- _Data extracts_
***

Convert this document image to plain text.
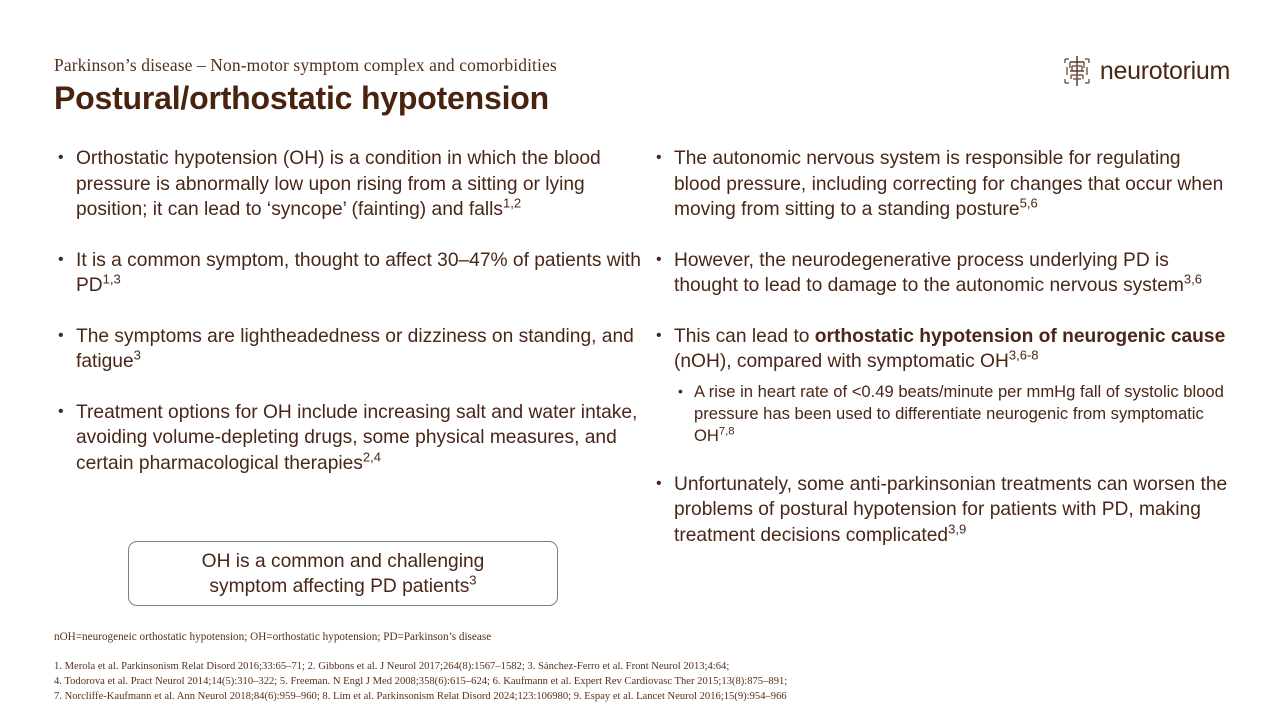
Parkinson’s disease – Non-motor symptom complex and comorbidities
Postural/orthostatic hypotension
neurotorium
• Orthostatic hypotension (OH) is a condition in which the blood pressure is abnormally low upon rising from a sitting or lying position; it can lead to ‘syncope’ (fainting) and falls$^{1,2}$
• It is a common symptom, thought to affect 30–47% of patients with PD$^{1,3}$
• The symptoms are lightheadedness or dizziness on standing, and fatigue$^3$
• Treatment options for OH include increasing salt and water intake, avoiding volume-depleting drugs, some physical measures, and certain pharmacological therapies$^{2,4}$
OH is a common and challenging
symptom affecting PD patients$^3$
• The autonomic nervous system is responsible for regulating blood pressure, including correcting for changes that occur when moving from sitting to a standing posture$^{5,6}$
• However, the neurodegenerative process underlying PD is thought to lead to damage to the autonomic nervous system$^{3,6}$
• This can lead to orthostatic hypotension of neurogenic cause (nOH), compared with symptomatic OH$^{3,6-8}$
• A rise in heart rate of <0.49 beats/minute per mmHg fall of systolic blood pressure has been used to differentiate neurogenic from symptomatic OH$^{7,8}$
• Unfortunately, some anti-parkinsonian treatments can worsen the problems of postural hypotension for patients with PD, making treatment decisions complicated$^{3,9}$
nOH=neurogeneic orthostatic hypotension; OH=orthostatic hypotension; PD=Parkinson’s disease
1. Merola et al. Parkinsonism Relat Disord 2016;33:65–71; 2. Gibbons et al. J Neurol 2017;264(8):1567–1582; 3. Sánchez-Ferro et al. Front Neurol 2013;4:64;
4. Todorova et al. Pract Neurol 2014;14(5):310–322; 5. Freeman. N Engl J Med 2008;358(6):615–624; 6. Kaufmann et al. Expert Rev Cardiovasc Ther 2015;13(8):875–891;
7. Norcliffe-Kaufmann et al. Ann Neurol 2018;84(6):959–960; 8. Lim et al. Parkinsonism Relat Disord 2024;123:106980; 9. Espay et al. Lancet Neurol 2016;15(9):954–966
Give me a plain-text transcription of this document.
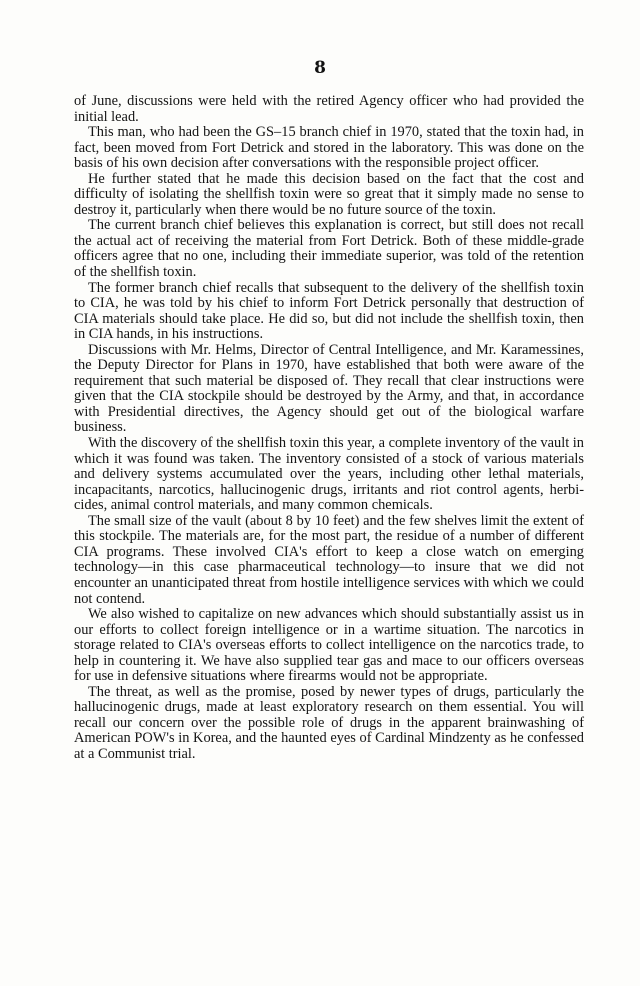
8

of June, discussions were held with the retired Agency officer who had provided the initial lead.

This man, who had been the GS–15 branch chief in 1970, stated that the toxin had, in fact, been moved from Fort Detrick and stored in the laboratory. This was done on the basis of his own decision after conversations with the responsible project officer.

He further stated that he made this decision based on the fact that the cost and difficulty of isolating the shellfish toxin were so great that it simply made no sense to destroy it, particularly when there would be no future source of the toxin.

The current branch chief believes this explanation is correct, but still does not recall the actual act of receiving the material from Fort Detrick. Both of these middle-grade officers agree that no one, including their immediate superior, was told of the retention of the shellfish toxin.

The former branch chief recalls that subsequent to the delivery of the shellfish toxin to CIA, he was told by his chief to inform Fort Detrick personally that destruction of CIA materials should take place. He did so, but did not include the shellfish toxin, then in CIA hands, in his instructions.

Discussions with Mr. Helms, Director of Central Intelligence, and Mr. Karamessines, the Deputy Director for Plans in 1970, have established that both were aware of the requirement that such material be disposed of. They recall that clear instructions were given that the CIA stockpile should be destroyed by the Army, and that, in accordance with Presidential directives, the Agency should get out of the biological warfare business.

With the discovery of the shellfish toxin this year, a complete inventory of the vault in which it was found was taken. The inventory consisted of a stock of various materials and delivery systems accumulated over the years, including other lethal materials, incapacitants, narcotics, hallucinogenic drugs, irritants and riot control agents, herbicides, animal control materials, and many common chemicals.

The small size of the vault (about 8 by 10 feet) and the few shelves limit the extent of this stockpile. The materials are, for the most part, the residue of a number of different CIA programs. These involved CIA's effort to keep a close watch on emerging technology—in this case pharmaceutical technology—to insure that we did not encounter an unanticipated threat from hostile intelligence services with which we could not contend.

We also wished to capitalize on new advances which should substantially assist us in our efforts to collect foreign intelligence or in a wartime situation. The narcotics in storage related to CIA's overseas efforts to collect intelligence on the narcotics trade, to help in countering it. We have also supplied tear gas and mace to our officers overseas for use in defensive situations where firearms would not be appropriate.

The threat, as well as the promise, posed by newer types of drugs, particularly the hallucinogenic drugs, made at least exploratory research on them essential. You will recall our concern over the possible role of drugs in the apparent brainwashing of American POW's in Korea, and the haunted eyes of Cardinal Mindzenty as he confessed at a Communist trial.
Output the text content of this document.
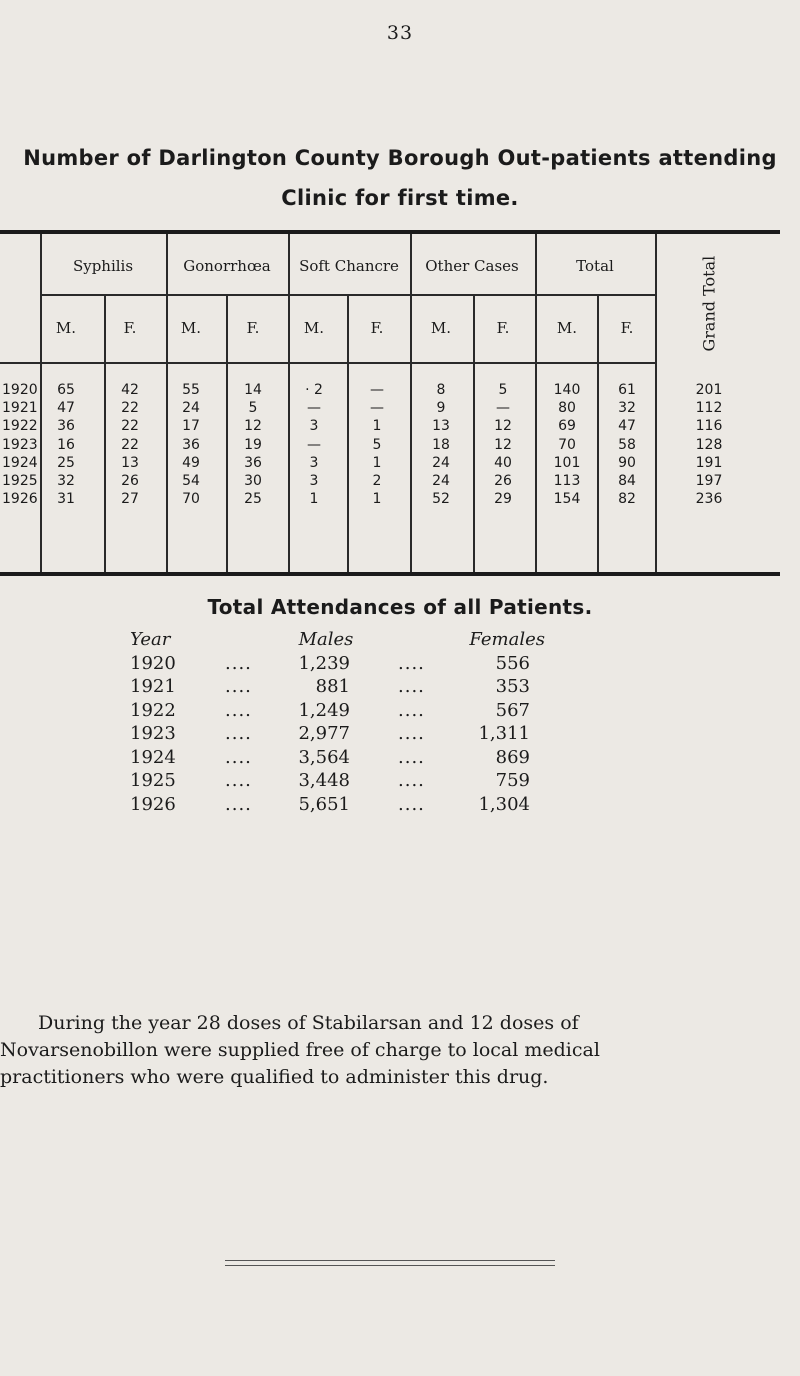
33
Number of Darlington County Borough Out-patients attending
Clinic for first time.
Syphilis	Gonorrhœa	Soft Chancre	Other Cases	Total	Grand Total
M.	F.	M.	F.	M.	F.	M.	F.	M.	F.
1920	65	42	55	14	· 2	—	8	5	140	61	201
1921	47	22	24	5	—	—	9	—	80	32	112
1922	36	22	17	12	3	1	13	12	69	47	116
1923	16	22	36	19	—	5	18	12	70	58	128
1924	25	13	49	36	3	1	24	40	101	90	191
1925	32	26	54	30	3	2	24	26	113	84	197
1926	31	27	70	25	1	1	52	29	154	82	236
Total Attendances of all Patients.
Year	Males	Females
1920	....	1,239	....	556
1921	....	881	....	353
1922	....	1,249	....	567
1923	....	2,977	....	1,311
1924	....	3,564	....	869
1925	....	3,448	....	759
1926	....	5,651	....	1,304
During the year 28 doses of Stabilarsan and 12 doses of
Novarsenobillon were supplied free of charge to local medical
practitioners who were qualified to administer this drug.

***

Could you return every line from the entries above in which the string "plain" occurs?

- _Result of the exercise_
Convert this document image to plain text.
Give me a plain-text transcription of this document.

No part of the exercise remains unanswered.